> **WORK REQUIRED**:
Search the listing below for the word "acento" and copy each line that holds it.
## start AVAILABLE RECORDS
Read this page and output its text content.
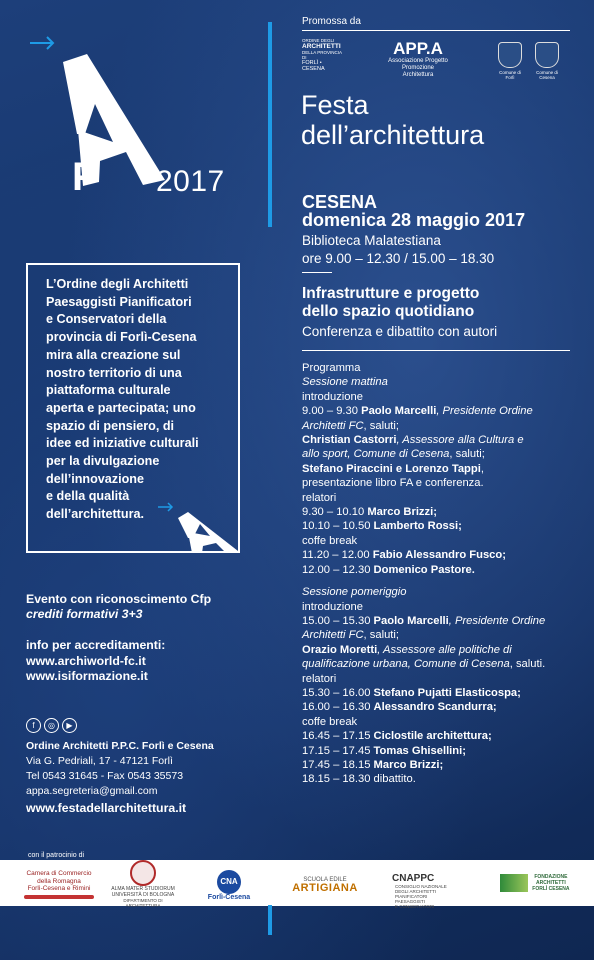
F 2017
Promossa da
ORDINE DEGLI
ARCHITETTI
DELLA PROVINCIA DI
FORLÌ • CESENA
APP.A
Associazione Progetto
Promozione Architettura	Comune di Forlì
Comune di Cesena
Festa
dell’architettura
CESENA
domenica 28 maggio 2017
Biblioteca Malatestiana
ore 9.00 – 12.30 / 15.00 – 18.30
Infrastrutture e progetto
dello spazio quotidiano
Conferenza e dibattito con autori
Programma
Sessione mattina
introduzione
9.00 – 9.30 Paolo Marcelli, Presidente Ordine
Architetti FC, saluti;
Christian Castorri, Assessore alla Cultura e
allo sport, Comune di Cesena, saluti;
Stefano Piraccini e Lorenzo Tappi,
presentazione libro FA e conferenza.
relatori
9.30 – 10.10 Marco Brizzi;
10.10 – 10.50 Lamberto Rossi;
coffe break
11.20 – 12.00 Fabio Alessandro Fusco;
12.00 – 12.30 Domenico Pastore.
Sessione pomeriggio
introduzione
15.00 – 15.30 Paolo Marcelli, Presidente Ordine
Architetti FC, saluti;
Orazio Moretti, Assessore alle politiche di
qualificazione urbana, Comune di Cesena, saluti.
relatori
15.30 – 16.00 Stefano Pujatti Elasticospa;
16.00 – 16.30 Alessandro Scandurra;
coffe break
16.45 – 17.15 Ciclostile architettura;
17.15 – 17.45 Tomas Ghisellini;
17.45 – 18.15 Marco Brizzi;
18.15 – 18.30 dibattito.
L’Ordine degli Architetti
Paesaggisti Pianificatori
e Conservatori della
provincia di Forlì-Cesena
mira alla creazione sul
nostro territorio di una
piattaforma culturale
aperta e partecipata; uno
spazio di pensiero, di
idee ed iniziative culturali
per la divulgazione
dell’innovazione
e della qualità
dell’architettura.
Evento con riconoscimento Cfp
crediti formativi 3+3
info per accreditamenti:
www.archiworld-fc.it
www.isiformazione.it
f ◎ ▶
Ordine Architetti P.P.C. Forlì e Cesena
Via G. Pedriali, 17 - 47121 Forlì
Tel 0543 31645 - Fax 0543 35573
appa.segreteria@gmail.com
www.festadellarchitettura.it
con il patrocinio di
Camera di Commercio
della Romagna
Forlì-Cesena e Rimini	ALMA MATER STUDIORUM
UNIVERSITÀ DI BOLOGNA
DIPARTIMENTO DI ARCHITETTURA
CNA Forlì-Cesena
SCUOLA EDILE ARTIGIANA
CNAPPC
CONSIGLIO NAZIONALE
DEGLI ARCHITETTI
PIANIFICATORI
PAESAGGISTI
E CONSERVATORI

FONDAZIONE
ARCHITETTI
FORLÌ CESENA
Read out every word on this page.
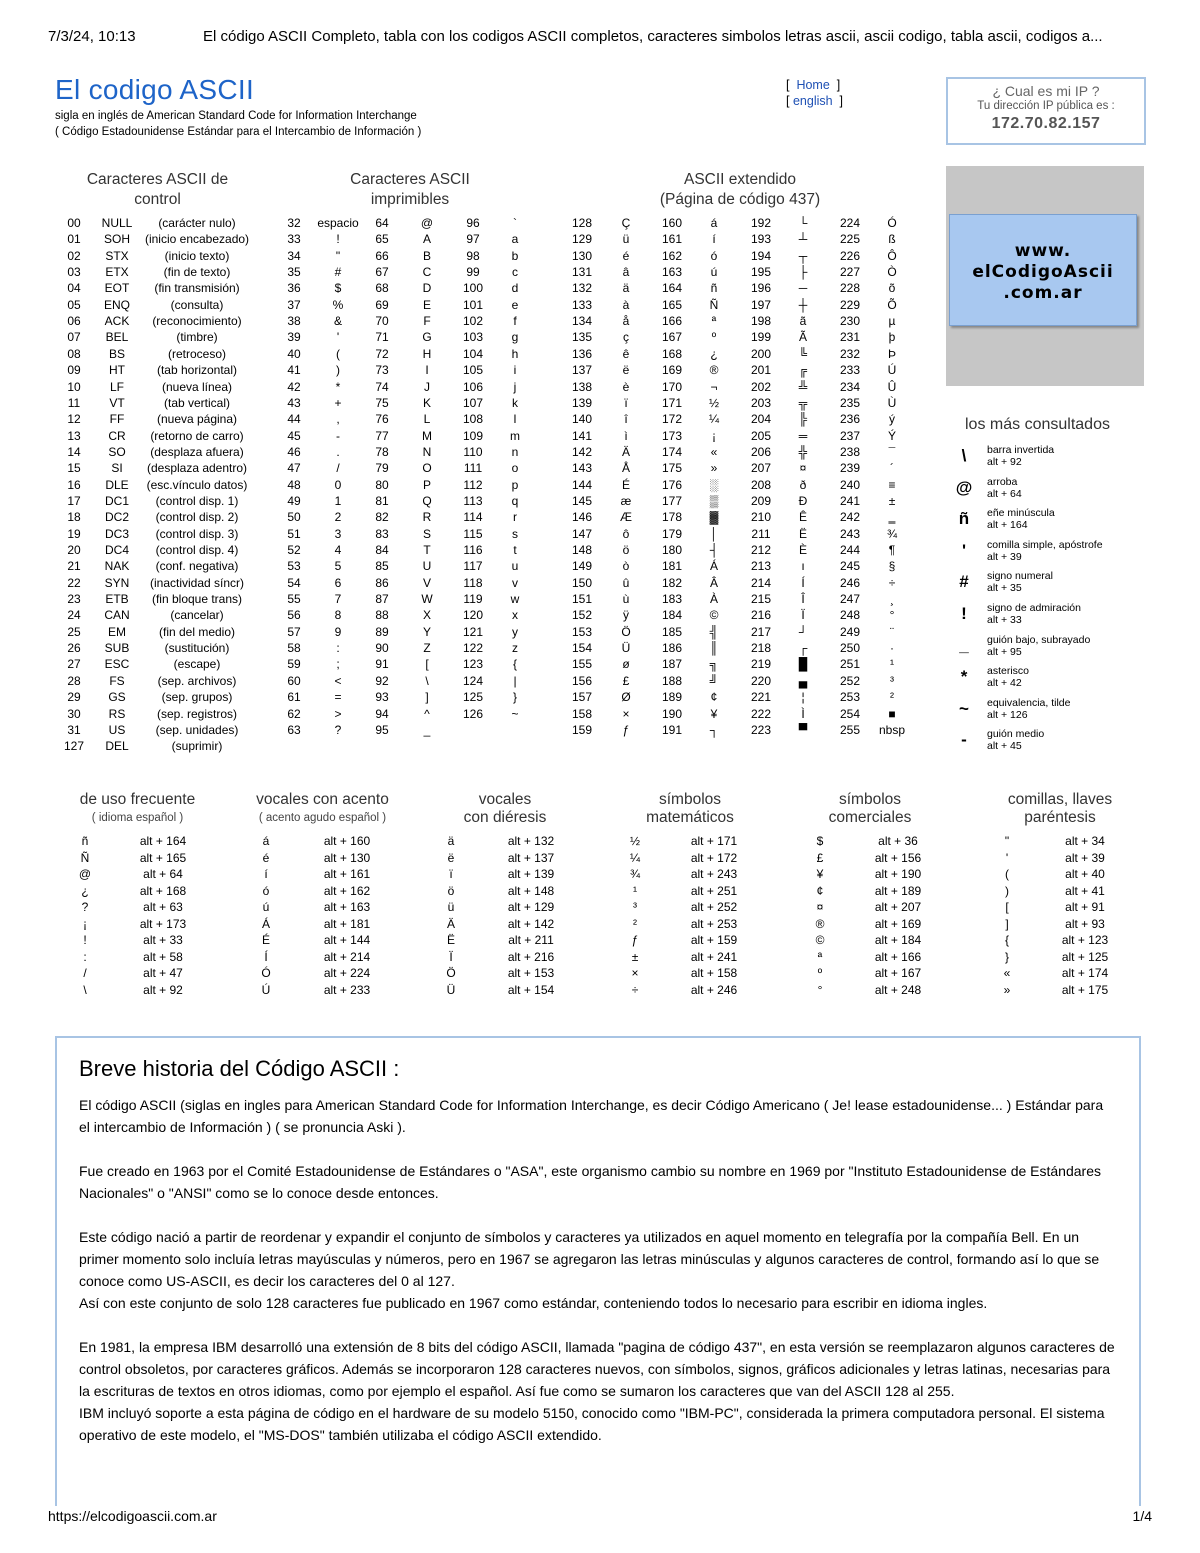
7/3/24, 10:13	El código ASCII Completo, tabla con los codigos ASCII completos, caracteres simbolos letras ascii, ascii codigo, tabla ascii, codigos a...
El codigo ASCII
sigla en inglés de American Standard Code for Information Interchange
( Código Estadounidense Estándar para el Intercambio de Información )
[ Home ]
[ english ]
¿ Cual es mi IP ?
Tu dirección IP pública es :
172.70.82.157
www.
elCodigoAscii
.com.ar
Caracteres ASCII de
control
Caracteres ASCII
imprimibles
ASCII extendido
(Página de código 437)
00 NULL (carácter nulo)
01 SOH (inicio encabezado)
02 STX	(inicio texto)
03 ETX	(fin de texto)
04 EOT (fin transmisión)
05 ENQ	(consulta)
06 ACK (reconocimiento)
07 BEL	(timbre)
08 BS	(retroceso)
09 HT	(tab horizontal)
10 LF	(nueva línea)
11 VT	(tab vertical)
12 FF	(nueva página)
13 CR (retorno de carro)
14 SO (desplaza afuera)
15	SI (desplaza adentro)
16 DLE (esc.vínculo datos)
17 DC1 (control disp. 1)
18 DC2 (control disp. 2)
19 DC3 (control disp. 3)
20 DC4 (control disp. 4)
21 NAK (conf. negativa)
22 SYN (inactividad síncr)
23 ETB (fin bloque trans)
24 CAN	(cancelar)
25 EM	(fin del medio)
26 SUB	(sustitución)
27 ESC	(escape)
28 FS	(sep. archivos)
29 GS	(sep. grupos)
30 RS	(sep. registros)
31 US	(sep. unidades)
127 DEL	(suprimir)
32 espacio 64	@	96	`
33	!	65	A	97	a
34	"	66	B	98	b
35	#	67	C	99	c
36	$	68	D	100 d
37	%	69	E	101 e
38	&	70	F	102	f
39	'	71	G	103 g
40	(	72	H	104 h
41	)	73	I	105	i
42	*	74	J	106	j
43	+	75	K	107 k
44	,	76	L	108	l
45	-	77	M	109 m
46	.	78	N	110 n
47	/	79	O	111 o
48	0	80	P	112 p
49	1	81	Q	113 q
50	2	82	R	114	r
51	3	83	S	115 s
52	4	84	T	116	t
53	5	85	U	117 u
54	6	86	V	118 v
55	7	87	W	119 w
56	8	88	X	120 x
57	9	89	Y	121 y
58	:	90	Z	122 z
59	;	91	[	123 {
60	<	92	\	124	|
61	=	93	]	125 }
62	>	94	^	126 ~
63	?	95	_
128 Ç	160 á	192 └	224 Ó
129	ü	161	í	193 ┴	225 ß
130	é	162 ó	194 ┬	226 Ô
131	â	163 ú	195 ├	227 Ò
132	ä	164 ñ	196 ─	228 õ
133	à	165 Ñ	197 ┼	229 Õ
134	å	166 ª	198 ã	230 µ
135	ç	167 º	199 Ã	231 þ
136	ê	168 ¿	200 ╚	232 Þ
137	ë	169 ®	201 ╔	233 Ú
138	è	170 ¬	202 ╩	234 Û
139	ï	171 ½	203 ╦	235 Ù
140	î	172 ¼	204 ╠	236 ý
141	ì	173 ¡	205 ═	237 Ý
142 Ä	174 «	206 ╬	238 ¯
143 Å	175 »	207 ¤	239 ´
144 É	176 ░	208 ð	240 ≡
145 æ	177 ▒	209 Ð	241 ±
146 Æ 178 ▓	210 Ê	242 ‗
147	ô	179 │	211 Ë	243 ¾
148	ö	180 ┤	212 È	244 ¶
149	ò	181 Á	213	ı	245 §
150	û	182 Â	214	Í	246 ÷
151	ù	183 À	215	Î	247 ¸
152	ÿ	184 ©	216	Ï	248 °
153 Ö	185 ╣	217 ┘	249 ¨
154 Ü	186 ║	218 ┌	250 ·
155	ø	187 ╗	219 █	251 ¹
156	£	188 ╝	220 ▄	252 ³
157 Ø	189 ¢	221	¦	253 ²
158	×	190 ¥	222	Ì	254 ■
159	ƒ	191 ┐	223 ▀	255 nbsp
los más consultados
\	barra invertida
alt + 92
@ arroba
alt + 64
ñ	eñe minúscula
alt + 164
'	comilla simple, apóstrofe
alt + 39
#	signo numeral
alt + 35
!	signo de admiración
alt + 33
_	guión bajo, subrayado
alt + 95
*	asterisco
alt + 42
~	equivalencia, tilde
alt + 126
-	guión medio
alt + 45
de uso frecuente
( idioma español )
ñ	alt + 164
Ñ	alt + 165
@	alt + 64
¿	alt + 168
?	alt + 63
¡	alt + 173
!	alt + 33
:	alt + 58
/	alt + 47
\	alt + 92
vocales con acento
( acento agudo español )
á	alt + 160
é	alt + 130
í	alt + 161
ó	alt + 162
ú	alt + 163
Á	alt + 181
É	alt + 144
Í	alt + 214
Ó	alt + 224
Ú	alt + 233
vocales
con diéresis
ä	alt + 132
ë	alt + 137
ï	alt + 139
ö	alt + 148
ü	alt + 129
Ä	alt + 142
Ë	alt + 211
Ï	alt + 216
Ö	alt + 153
Ü	alt + 154
símbolos
matemáticos
½	alt + 171
¼	alt + 172
¾	alt + 243
¹	alt + 251
³	alt + 252
²	alt + 253
ƒ	alt + 159
±	alt + 241
×	alt + 158
÷	alt + 246
símbolos
comerciales
$	alt + 36
£	alt + 156
¥	alt + 190
¢	alt + 189
¤	alt + 207
®	alt + 169
©	alt + 184
ª	alt + 166
º	alt + 167
°	alt + 248
comillas, llaves
paréntesis
"	alt + 34
'	alt + 39
(	alt + 40
)	alt + 41
[	alt + 91
]	alt + 93
{	alt + 123
}	alt + 125
«	alt + 174
»	alt + 175
Breve historia del Código ASCII :

El código ASCII (siglas en ingles para American Standard Code for Information Interchange, es decir Código Americano ( Je! lease estadounidense... ) Estándar para el intercambio de Información ) ( se pronuncia Aski ).

Fue creado en 1963 por el Comité Estadounidense de Estándares o "ASA", este organismo cambio su nombre en 1969 por "Instituto Estadounidense de Estándares Nacionales" o "ANSI" como se lo conoce desde entonces.

Este código nació a partir de reordenar y expandir el conjunto de símbolos y caracteres ya utilizados en aquel momento en telegrafía por la compañía Bell. En un primer momento solo incluía letras mayúsculas y números, pero en 1967 se agregaron las letras minúsculas y algunos caracteres de control, formando así lo que se conoce como US-ASCII, es decir los caracteres del 0 al 127.

Así con este conjunto de solo 128 caracteres fue publicado en 1967 como estándar, conteniendo todos lo necesario para escribir en idioma ingles.

En 1981, la empresa IBM desarrolló una extensión de 8 bits del código ASCII, llamada "pagina de código 437", en esta versión se reemplazaron algunos caracteres de control obsoletos, por caracteres gráficos. Además se incorporaron 128 caracteres nuevos, con símbolos, signos, gráficos adicionales y letras latinas, necesarias para la escrituras de textos en otros idiomas, como por ejemplo el español. Así fue como se sumaron los caracteres que van del ASCII 128 al 255.

IBM incluyó soporte a esta página de código en el hardware de su modelo 5150, conocido como "IBM-PC", considerada la primera computadora personal. El sistema operativo de este modelo, el "MS-DOS" también utilizaba el código ASCII extendido.

https://elcodigoascii.com.ar	1/4
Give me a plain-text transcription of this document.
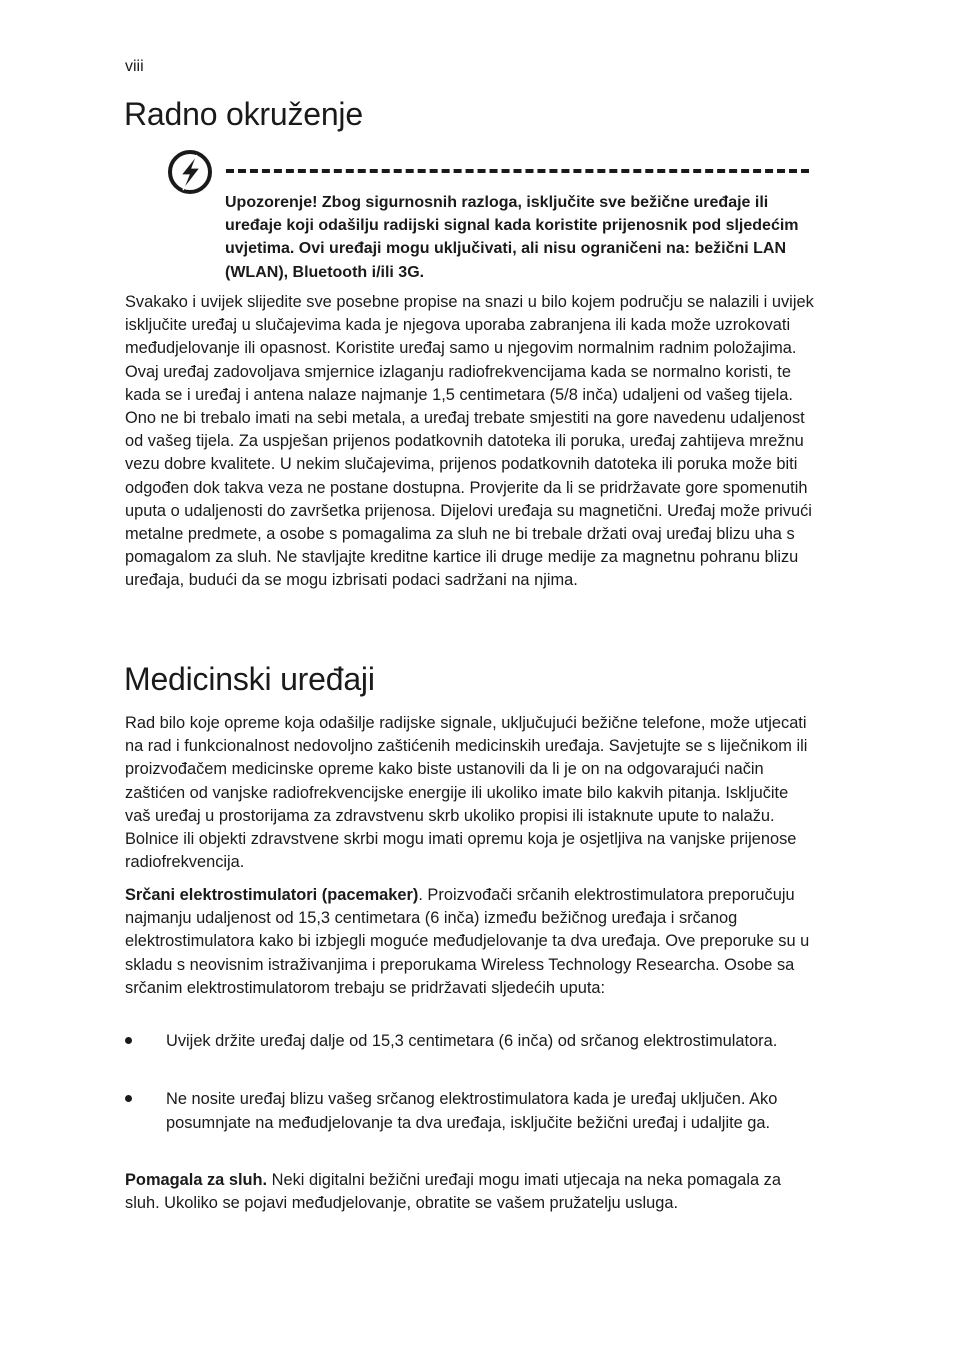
viii
Radno okruženje

Upozorenje! Zbog sigurnosnih razloga, isključite sve bežične uređaje ili uređaje koji odašilju radijski signal kada koristite prijenosnik pod sljedećim uvjetima. Ovi uređaji mogu uključivati, ali nisu ograničeni na: bežični LAN (WLAN), Bluetooth i/ili 3G.

Svakako i uvijek slijedite sve posebne propise na snazi u bilo kojem području se nalazili i uvijek isključite uređaj u slučajevima kada je njegova uporaba zabranjena ili kada može uzrokovati međudjelovanje ili opasnost. Koristite uređaj samo u njegovim normalnim radnim položajima. Ovaj uređaj zadovoljava smjernice izlaganju radiofrekvencijama kada se normalno koristi, te kada se i uređaj i antena nalaze najmanje 1,5 centimetara (5/8 inča) udaljeni od vašeg tijela. Ono ne bi trebalo imati na sebi metala, a uređaj trebate smjestiti na gore navedenu udaljenost od vašeg tijela. Za uspješan prijenos podatkovnih datoteka ili poruka, uređaj zahtijeva mrežnu vezu dobre kvalitete. U nekim slučajevima, prijenos podatkovnih datoteka ili poruka može biti odgođen dok takva veza ne postane dostupna. Provjerite da li se pridržavate gore spomenutih uputa o udaljenosti do završetka prijenosa. Dijelovi uređaja su magnetični. Uređaj može privući metalne predmete, a osobe s pomagalima za sluh ne bi trebale držati ovaj uređaj blizu uha s pomagalom za sluh. Ne stavljajte kreditne kartice ili druge medije za magnetnu pohranu blizu uređaja, budući da se mogu izbrisati podaci sadržani na njima.

Medicinski uređaji

Rad bilo koje opreme koja odašilje radijske signale, uključujući bežične telefone, može utjecati na rad i funkcionalnost nedovoljno zaštićenih medicinskih uređaja. Savjetujte se s liječnikom ili proizvođačem medicinske opreme kako biste ustanovili da li je on na odgovarajući način zaštićen od vanjske radiofrekvencijske energije ili ukoliko imate bilo kakvih pitanja. Isključite vaš uređaj u prostorijama za zdravstvenu skrb ukoliko propisi ili istaknute upute to nalažu. Bolnice ili objekti zdravstvene skrbi mogu imati opremu koja je osjetljiva na vanjske prijenose radiofrekvencija.

Srčani elektrostimulatori (pacemaker). Proizvođači srčanih elektrostimulatora preporučuju najmanju udaljenost od 15,3 centimetara (6 inča) između bežičnog uređaja i srčanog elektrostimulatora kako bi izbjegli moguće međudjelovanje ta dva uređaja. Ove preporuke su u skladu s neovisnim istraživanjima i preporukama Wireless Technology Researcha. Osobe sa srčanim elektrostimulatorom trebaju se pridržavati sljedećih uputa:

Uvijek držite uređaj dalje od 15,3 centimetara (6 inča) od srčanog elektrostimulatora.

Ne nosite uređaj blizu vašeg srčanog elektrostimulatora kada je uređaj uključen. Ako posumnjate na međudjelovanje ta dva uređaja, isključite bežični uređaj i udaljite ga.

Pomagala za sluh. Neki digitalni bežični uređaji mogu imati utjecaja na neka pomagala za sluh. Ukoliko se pojavi međudjelovanje, obratite se vašem pružatelju usluga.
## end AVAILABLE RECORDS
> **EXERCISE SOLUTION**:
vocales con acento
( acento agudo español )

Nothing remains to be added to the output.